[Given problem]
Pick out each line containing the string "name" and copy it.

[Task inputs]
:::::
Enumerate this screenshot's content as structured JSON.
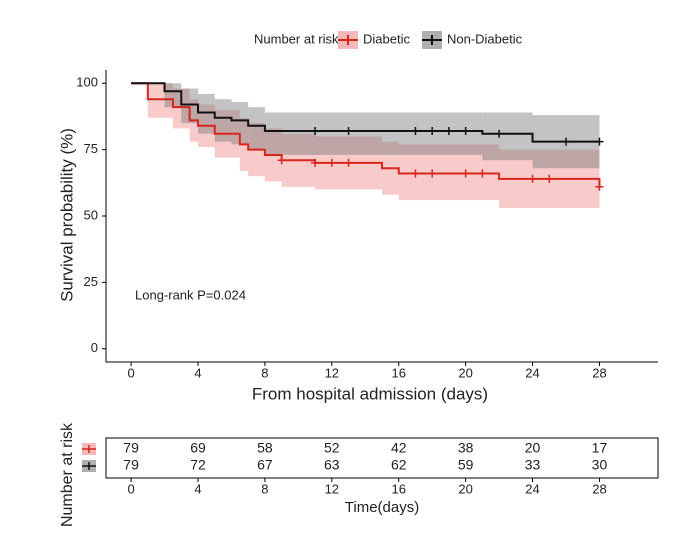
{
  "chart_data": {
    "type": "survival",
    "legend_title": "Number at risk",
    "xlabel": "From hospital admission (days)",
    "ylabel": "Survival probability (%)",
    "annotation": "Long-rank P=0.024",
    "xlim": [
      -1.5,
      31.5
    ],
    "ylim": [
      -5,
      105
    ],
    "xticks": [
      0,
      4,
      8,
      12,
      16,
      20,
      24,
      28
    ],
    "yticks": [
      0,
      25,
      50,
      75,
      100
    ],
    "series": [
      {
        "name": "Diabetic",
        "color": "#d7261e",
        "band_color": "#f08a8a",
        "x": [
          0,
          1,
          2.5,
          3.5,
          4,
          5,
          6.5,
          7,
          8,
          9,
          11,
          15,
          16,
          22,
          28
        ],
        "values": [
          100,
          94,
          91,
          86,
          84,
          81,
          77,
          75,
          73,
          71,
          70,
          68,
          66,
          64,
          61
        ],
        "lower": [
          100,
          87,
          83,
          78,
          76,
          72,
          67,
          65,
          63,
          61,
          60,
          58,
          56,
          53,
          53
        ],
        "upper": [
          100,
          100,
          98,
          94,
          92,
          90,
          87,
          85,
          83,
          81,
          80,
          78,
          77,
          75,
          72
        ],
        "censored": {
          "x": [
            9,
            11,
            12,
            13,
            17,
            18,
            20,
            21,
            24,
            25,
            28
          ],
          "values": [
            71,
            70,
            70,
            70,
            66,
            66,
            66,
            66,
            64,
            64,
            61
          ]
        }
      },
      {
        "name": "Non-Diabetic",
        "color": "#111111",
        "band_color": "#7a7a7a",
        "x": [
          0,
          2,
          3,
          4,
          5,
          6,
          7,
          8,
          21,
          24,
          28
        ],
        "values": [
          100,
          97,
          92,
          89,
          87,
          86,
          84,
          82,
          81,
          78,
          78
        ],
        "lower": [
          100,
          91,
          85,
          81,
          78,
          77,
          75,
          73,
          71,
          68,
          68
        ],
        "upper": [
          100,
          100,
          98,
          96,
          94,
          93,
          91,
          89,
          89,
          88,
          88
        ],
        "censored": {
          "x": [
            11,
            13,
            17,
            18,
            19,
            20,
            22,
            26,
            28
          ],
          "values": [
            82,
            82,
            82,
            82,
            82,
            82,
            81,
            78,
            78
          ]
        }
      }
    ],
    "risk_table": {
      "ylabel": "Number at risk",
      "xlabel": "Time(days)",
      "times": [
        0,
        4,
        8,
        12,
        16,
        20,
        24,
        28
      ],
      "rows": [
        [
          79,
          69,
          58,
          52,
          42,
          38,
          20,
          17
        ],
        [
          79,
          72,
          67,
          63,
          62,
          59,
          33,
          30
        ]
      ]
    }
  }
}
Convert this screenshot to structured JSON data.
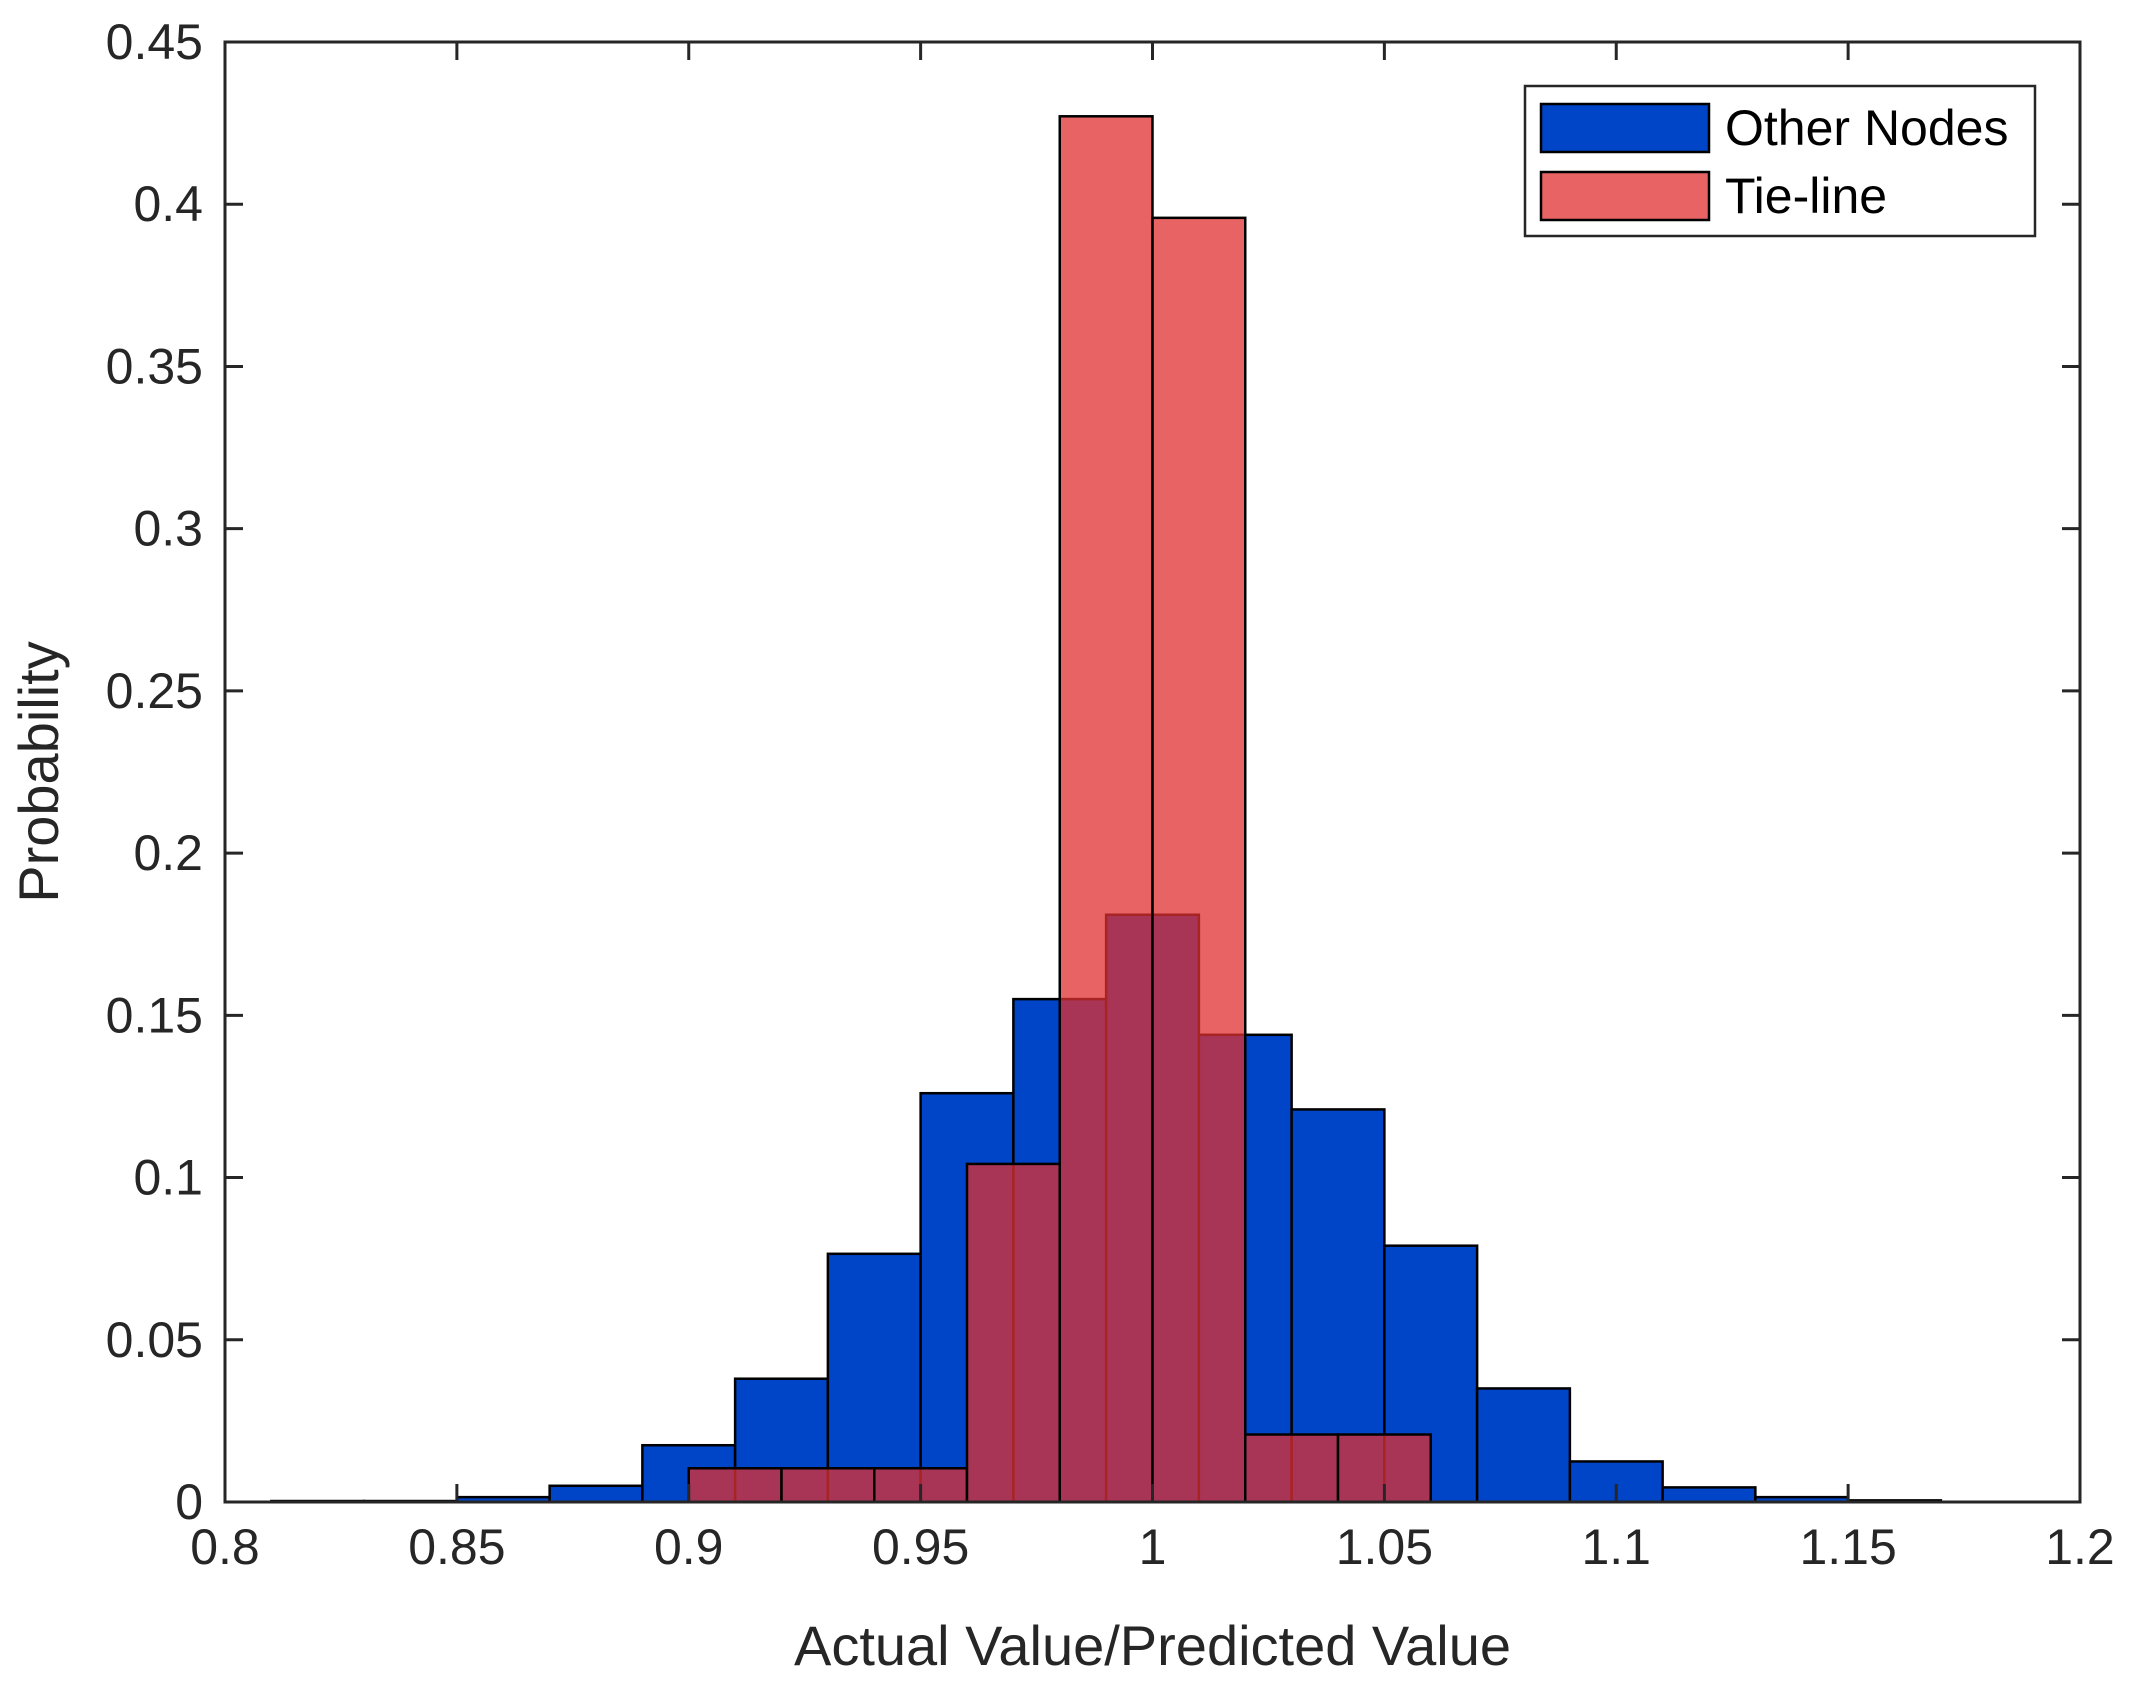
{
  "chart_data": {
    "type": "histogram",
    "xlabel": "Actual Value/Predicted Value",
    "ylabel": "Probability",
    "xlim": [
      0.8,
      1.2
    ],
    "ylim": [
      0,
      0.45
    ],
    "x_ticks": [
      0.8,
      0.85,
      0.9,
      0.95,
      1.0,
      1.05,
      1.1,
      1.15,
      1.2
    ],
    "x_tick_labels": [
      "0.8",
      "0.85",
      "0.9",
      "0.95",
      "1",
      "1.05",
      "1.1",
      "1.15",
      "1.2"
    ],
    "y_ticks": [
      0,
      0.05,
      0.1,
      0.15,
      0.2,
      0.25,
      0.3,
      0.35,
      0.4,
      0.45
    ],
    "y_tick_labels": [
      "0",
      "0.05",
      "0.1",
      "0.15",
      "0.2",
      "0.25",
      "0.3",
      "0.35",
      "0.4",
      "0.45"
    ],
    "grid": false,
    "legend_position": "top-right",
    "series": [
      {
        "name": "Other Nodes",
        "color": "#0044c8",
        "opacity": 1,
        "bin_width": 0.02,
        "bin_starts": [
          0.81,
          0.83,
          0.85,
          0.87,
          0.89,
          0.91,
          0.93,
          0.95,
          0.97,
          0.99,
          1.01,
          1.03,
          1.05,
          1.07,
          1.09,
          1.11,
          1.13,
          1.15
        ],
        "values": [
          0.0003,
          0.0003,
          0.0015,
          0.005,
          0.0175,
          0.038,
          0.0765,
          0.126,
          0.155,
          0.181,
          0.144,
          0.121,
          0.079,
          0.035,
          0.0125,
          0.0045,
          0.0015,
          0.0005
        ]
      },
      {
        "name": "Tie-line",
        "color": "#e03030",
        "opacity": 0.75,
        "bin_width": 0.02,
        "bin_starts": [
          0.9,
          0.92,
          0.94,
          0.96,
          0.98,
          1.0,
          1.02,
          1.04
        ],
        "values": [
          0.0104,
          0.0104,
          0.0104,
          0.1042,
          0.4271,
          0.3958,
          0.0208,
          0.0208
        ]
      }
    ]
  }
}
:::::
[Solution to this exercise]
        "name": "Diabetic",
        "name": "Non-Diabetic",
        "name": "Other Nodes",
        "name": "Tie-line",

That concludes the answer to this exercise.